EXERCISE DIRECTIONS: Look through the records and copy every line in which "starb" appears.

=== RECORDS FOR PROCESSING ===

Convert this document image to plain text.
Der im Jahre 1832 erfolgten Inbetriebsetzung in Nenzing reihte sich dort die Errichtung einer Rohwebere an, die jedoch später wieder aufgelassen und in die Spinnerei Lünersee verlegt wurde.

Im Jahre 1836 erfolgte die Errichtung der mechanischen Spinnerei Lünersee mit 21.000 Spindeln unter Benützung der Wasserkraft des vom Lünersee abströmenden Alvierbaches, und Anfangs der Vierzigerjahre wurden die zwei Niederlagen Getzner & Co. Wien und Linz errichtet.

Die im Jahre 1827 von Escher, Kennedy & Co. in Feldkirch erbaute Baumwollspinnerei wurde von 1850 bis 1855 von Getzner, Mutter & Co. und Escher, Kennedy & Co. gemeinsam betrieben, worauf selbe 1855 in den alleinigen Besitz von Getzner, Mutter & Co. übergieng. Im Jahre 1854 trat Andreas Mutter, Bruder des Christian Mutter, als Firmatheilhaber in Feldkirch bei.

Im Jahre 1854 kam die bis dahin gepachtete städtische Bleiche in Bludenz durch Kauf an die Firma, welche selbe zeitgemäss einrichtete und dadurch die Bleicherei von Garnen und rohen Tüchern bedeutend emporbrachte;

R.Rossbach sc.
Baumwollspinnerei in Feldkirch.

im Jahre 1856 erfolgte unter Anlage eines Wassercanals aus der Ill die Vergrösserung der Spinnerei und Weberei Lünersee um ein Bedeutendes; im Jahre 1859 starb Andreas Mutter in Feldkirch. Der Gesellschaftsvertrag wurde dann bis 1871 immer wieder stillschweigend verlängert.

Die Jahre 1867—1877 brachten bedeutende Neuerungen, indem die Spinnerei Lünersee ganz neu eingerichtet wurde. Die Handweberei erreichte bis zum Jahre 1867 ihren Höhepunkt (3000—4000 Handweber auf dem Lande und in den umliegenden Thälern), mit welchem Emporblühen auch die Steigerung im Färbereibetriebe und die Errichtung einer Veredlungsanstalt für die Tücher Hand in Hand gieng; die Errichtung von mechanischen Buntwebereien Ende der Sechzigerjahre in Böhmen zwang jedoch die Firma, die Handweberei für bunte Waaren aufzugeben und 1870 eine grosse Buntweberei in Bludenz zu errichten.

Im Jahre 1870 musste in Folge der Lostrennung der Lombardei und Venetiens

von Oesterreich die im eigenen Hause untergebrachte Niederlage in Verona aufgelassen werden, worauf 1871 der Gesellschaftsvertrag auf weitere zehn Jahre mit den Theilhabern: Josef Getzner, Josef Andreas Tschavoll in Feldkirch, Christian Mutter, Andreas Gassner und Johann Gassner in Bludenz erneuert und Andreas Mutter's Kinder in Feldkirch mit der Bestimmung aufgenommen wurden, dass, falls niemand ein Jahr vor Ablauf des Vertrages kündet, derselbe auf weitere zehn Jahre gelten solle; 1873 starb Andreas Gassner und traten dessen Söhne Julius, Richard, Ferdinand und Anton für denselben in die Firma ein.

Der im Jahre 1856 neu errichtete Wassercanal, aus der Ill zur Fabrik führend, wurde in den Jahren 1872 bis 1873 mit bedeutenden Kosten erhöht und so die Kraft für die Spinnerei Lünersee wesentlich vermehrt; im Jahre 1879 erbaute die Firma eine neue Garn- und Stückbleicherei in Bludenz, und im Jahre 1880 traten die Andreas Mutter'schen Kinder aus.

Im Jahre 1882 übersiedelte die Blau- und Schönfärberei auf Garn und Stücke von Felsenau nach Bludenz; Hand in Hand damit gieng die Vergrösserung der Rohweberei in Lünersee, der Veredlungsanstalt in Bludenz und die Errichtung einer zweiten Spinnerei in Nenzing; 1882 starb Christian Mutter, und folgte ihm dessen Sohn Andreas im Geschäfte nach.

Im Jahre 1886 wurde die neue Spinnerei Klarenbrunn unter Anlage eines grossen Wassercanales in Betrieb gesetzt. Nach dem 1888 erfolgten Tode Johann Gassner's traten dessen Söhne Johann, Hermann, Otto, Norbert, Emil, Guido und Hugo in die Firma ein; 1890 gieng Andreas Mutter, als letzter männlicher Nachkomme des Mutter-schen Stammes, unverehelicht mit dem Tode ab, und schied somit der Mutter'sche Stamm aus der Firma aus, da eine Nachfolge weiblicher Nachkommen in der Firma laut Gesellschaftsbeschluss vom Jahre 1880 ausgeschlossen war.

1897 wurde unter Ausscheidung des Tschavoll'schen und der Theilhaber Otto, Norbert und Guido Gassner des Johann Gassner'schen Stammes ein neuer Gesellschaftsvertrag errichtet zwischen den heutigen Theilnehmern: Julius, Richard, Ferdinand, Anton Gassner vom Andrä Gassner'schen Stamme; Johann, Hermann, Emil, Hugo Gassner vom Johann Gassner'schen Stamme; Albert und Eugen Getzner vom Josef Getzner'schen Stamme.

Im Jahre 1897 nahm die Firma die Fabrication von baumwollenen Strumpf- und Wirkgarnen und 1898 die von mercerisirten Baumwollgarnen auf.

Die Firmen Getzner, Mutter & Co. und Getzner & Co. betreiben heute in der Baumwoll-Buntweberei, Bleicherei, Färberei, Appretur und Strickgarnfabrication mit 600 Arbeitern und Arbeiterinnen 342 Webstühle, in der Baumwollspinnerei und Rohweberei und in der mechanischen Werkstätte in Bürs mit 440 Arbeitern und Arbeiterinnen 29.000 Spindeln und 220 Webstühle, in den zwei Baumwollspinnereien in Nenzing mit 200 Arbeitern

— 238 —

===

TASK RESULT:
im Jahre 1856 erfolgte unter Anlage eines Wassercanals aus der Ill die Vergrösserung der Spinnerei und Weberei Lünersee um ein Bedeutendes; im Jahre 1859 starb Andreas Mutter in Feldkirch. Der Gesellschaftsvertrag wurde dann bis 1871 immer wieder stillschweigend verlängert.
von Oesterreich die im eigenen Hause untergebrachte Niederlage in Verona aufgelassen werden, worauf 1871 der Gesellschaftsvertrag auf weitere zehn Jahre mit den Theilhabern: Josef Getzner, Josef Andreas Tschavoll in Feldkirch, Christian Mutter, Andreas Gassner und Johann Gassner in Bludenz erneuert und Andreas Mutter's Kinder in Feldkirch mit der Bestimmung aufgenommen wurden, dass, falls niemand ein Jahr vor Ablauf des Vertrages kündet, derselbe auf weitere zehn Jahre gelten solle; 1873 starb Andreas Gassner und traten dessen Söhne Julius, Richard, Ferdinand und Anton für denselben in die Firma ein.
Im Jahre 1882 übersiedelte die Blau- und Schönfärberei auf Garn und Stücke von Felsenau nach Bludenz; Hand in Hand damit gieng die Vergrösserung der Rohweberei in Lünersee, der Veredlungsanstalt in Bludenz und die Errichtung einer zweiten Spinnerei in Nenzing; 1882 starb Christian Mutter, und folgte ihm dessen Sohn Andreas im Geschäfte nach.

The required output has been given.